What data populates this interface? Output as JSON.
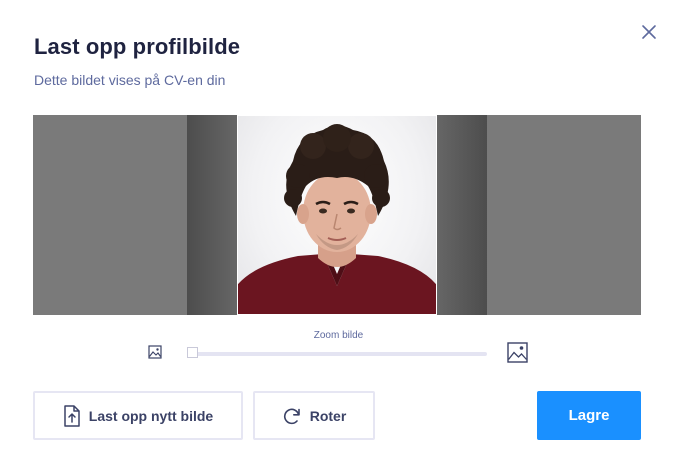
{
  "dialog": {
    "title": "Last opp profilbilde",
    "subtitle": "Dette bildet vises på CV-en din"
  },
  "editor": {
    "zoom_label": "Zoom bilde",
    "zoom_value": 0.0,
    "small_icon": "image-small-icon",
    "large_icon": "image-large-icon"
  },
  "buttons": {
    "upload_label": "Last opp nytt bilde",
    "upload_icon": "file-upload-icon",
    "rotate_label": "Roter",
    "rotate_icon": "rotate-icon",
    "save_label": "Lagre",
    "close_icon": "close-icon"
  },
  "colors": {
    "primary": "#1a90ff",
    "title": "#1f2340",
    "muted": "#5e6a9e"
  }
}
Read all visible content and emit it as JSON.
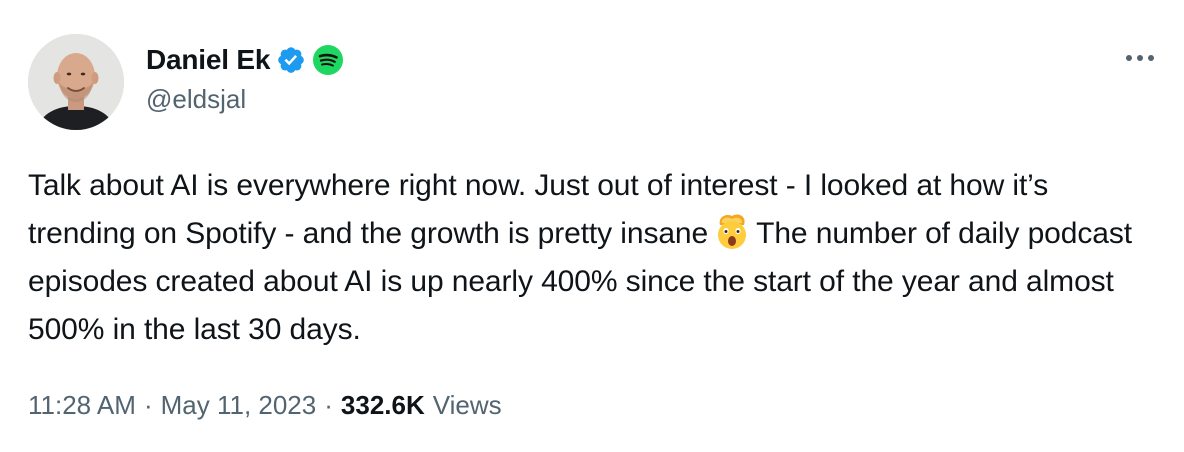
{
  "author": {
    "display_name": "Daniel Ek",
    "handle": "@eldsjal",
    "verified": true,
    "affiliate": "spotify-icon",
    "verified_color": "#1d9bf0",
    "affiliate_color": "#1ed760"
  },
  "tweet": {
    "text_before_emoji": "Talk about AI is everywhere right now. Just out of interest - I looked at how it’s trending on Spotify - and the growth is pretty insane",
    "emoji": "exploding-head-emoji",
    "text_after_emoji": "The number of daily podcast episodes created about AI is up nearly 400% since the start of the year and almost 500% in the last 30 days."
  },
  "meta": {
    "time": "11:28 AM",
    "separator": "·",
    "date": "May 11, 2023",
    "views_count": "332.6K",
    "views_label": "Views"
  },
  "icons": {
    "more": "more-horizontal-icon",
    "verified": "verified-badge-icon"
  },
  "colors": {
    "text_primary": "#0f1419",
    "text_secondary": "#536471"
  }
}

...

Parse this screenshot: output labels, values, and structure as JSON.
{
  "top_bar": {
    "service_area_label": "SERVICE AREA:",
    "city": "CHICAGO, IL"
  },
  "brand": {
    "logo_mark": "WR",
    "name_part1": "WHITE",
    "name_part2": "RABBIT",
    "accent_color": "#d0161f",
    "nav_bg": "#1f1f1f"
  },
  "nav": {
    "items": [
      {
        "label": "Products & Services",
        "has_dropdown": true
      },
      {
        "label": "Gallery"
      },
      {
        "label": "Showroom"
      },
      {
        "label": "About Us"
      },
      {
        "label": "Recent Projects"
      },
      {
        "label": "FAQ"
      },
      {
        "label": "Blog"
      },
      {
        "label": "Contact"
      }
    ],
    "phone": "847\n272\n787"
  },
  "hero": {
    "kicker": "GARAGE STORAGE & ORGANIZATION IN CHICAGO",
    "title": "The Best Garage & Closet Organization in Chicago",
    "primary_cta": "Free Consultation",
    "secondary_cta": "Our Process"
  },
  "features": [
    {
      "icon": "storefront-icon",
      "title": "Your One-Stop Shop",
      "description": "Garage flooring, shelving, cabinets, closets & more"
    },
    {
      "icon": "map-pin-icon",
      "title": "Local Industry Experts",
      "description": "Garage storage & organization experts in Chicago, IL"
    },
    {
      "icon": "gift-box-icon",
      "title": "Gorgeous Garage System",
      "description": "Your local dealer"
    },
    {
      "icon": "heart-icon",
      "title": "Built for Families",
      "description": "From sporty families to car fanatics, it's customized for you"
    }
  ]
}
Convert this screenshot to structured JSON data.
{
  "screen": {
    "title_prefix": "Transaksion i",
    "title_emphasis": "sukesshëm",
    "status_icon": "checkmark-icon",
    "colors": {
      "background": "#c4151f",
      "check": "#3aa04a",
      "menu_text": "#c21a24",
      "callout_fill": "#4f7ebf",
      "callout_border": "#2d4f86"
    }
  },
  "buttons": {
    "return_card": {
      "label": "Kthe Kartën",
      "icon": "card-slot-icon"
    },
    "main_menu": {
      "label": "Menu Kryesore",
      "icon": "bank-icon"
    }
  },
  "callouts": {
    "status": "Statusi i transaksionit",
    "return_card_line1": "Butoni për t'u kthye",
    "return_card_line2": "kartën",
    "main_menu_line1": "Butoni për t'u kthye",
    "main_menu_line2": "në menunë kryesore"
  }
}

## Problem
In the entries above, identify every line with the string "more".

## Correct output
    "more": "more-horizontal-icon",
      "description": "Garage flooring, shelving, cabinets, closets & more"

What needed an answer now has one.